**Exercise input**
--- --- ---
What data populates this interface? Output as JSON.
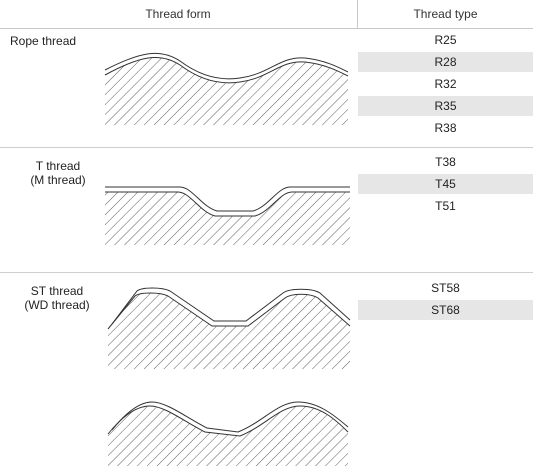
{
  "header": {
    "thread_form": "Thread form",
    "thread_type": "Thread type"
  },
  "rows": [
    {
      "name_lines": [
        "Rope thread"
      ],
      "types": [
        "R25",
        "R28",
        "R32",
        "R35",
        "R38"
      ]
    },
    {
      "name_lines": [
        "T thread",
        "(M thread)"
      ],
      "types": [
        "T38",
        "T45",
        "T51"
      ]
    },
    {
      "name_lines": [
        "ST thread",
        "(WD thread)"
      ],
      "types": [
        "ST58",
        "ST68"
      ]
    }
  ]
}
--- --- ---
**What the task asks**
All the records above need to be given again word for word. Skip the pictures.

**Written solution**
What data populates this interface? Output as JSON.
{
  "header": {
    "thread_form": "Thread form",
    "thread_type": "Thread type"
  },
  "rows": [
    {
      "name_lines": [
        "Rope thread"
      ],
      "types": [
        "R25",
        "R28",
        "R32",
        "R35",
        "R38"
      ]
    },
    {
      "name_lines": [
        "T thread",
        "(M thread)"
      ],
      "types": [
        "T38",
        "T45",
        "T51"
      ]
    },
    {
      "name_lines": [
        "ST thread",
        "(WD thread)"
      ],
      "types": [
        "ST58",
        "ST68"
      ]
    }
  ]
}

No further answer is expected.